[Stored data entries]
★ ★ ★ ★ ★ ★ ★

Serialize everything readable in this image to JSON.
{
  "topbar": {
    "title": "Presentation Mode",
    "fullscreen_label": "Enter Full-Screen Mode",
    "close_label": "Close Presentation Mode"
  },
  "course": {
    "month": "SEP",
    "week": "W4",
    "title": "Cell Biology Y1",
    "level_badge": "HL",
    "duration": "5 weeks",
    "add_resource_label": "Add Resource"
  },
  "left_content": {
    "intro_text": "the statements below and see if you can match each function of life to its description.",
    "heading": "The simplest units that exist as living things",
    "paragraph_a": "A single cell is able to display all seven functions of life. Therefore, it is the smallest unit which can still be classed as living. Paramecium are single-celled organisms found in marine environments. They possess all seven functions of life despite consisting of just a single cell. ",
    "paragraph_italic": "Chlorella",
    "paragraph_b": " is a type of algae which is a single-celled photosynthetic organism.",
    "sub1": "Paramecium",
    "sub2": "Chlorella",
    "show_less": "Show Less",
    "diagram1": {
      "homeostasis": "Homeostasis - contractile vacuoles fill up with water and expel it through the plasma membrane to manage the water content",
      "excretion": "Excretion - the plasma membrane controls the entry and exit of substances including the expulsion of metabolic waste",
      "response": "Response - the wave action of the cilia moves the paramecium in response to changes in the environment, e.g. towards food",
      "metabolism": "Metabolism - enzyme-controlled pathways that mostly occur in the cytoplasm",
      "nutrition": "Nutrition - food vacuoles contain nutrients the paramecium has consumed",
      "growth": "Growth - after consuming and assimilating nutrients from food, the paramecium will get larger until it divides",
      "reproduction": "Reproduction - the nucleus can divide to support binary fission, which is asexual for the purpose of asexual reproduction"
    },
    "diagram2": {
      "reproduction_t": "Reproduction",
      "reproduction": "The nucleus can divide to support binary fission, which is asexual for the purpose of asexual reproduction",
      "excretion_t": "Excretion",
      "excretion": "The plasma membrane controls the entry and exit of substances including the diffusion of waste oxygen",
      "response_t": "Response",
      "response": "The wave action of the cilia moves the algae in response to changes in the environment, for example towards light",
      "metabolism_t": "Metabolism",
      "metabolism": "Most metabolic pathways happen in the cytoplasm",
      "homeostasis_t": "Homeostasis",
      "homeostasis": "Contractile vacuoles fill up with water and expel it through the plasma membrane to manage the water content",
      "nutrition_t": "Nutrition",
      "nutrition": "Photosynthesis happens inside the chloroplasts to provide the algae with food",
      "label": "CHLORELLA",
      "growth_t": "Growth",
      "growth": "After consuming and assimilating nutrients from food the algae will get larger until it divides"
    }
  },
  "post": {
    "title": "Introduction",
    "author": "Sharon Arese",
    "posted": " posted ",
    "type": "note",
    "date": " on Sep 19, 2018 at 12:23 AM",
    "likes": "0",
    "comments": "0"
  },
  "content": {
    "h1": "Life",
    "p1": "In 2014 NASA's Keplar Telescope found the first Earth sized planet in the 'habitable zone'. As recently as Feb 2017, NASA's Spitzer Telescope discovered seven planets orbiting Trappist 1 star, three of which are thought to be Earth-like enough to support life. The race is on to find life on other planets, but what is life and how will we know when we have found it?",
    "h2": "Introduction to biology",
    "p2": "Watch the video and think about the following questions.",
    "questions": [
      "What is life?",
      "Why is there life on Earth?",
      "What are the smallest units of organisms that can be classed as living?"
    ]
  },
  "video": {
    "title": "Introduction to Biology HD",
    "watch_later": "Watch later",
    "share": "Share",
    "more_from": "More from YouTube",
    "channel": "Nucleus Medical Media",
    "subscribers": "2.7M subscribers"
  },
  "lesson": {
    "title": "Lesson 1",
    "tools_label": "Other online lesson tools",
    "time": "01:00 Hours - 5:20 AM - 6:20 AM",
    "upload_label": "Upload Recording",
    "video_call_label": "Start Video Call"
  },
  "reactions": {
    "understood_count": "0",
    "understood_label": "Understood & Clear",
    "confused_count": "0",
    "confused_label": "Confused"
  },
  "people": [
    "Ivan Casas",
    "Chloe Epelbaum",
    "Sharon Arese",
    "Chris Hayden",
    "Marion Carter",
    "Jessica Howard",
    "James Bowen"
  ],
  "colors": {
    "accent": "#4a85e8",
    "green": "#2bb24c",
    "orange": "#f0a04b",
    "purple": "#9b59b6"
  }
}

★ ★ ★ ★ ★ ★ ★

### EXERCISE INSTRUCTIONS
Every line above that includes the word "moves" must appear in the answer.

### ANSWER AREA
      "response": "Response - the wave action of the cilia moves the paramecium in response to changes in the environment, e.g. towards food",
      "response": "The wave action of the cilia moves the algae in response to changes in the environment, for example towards light",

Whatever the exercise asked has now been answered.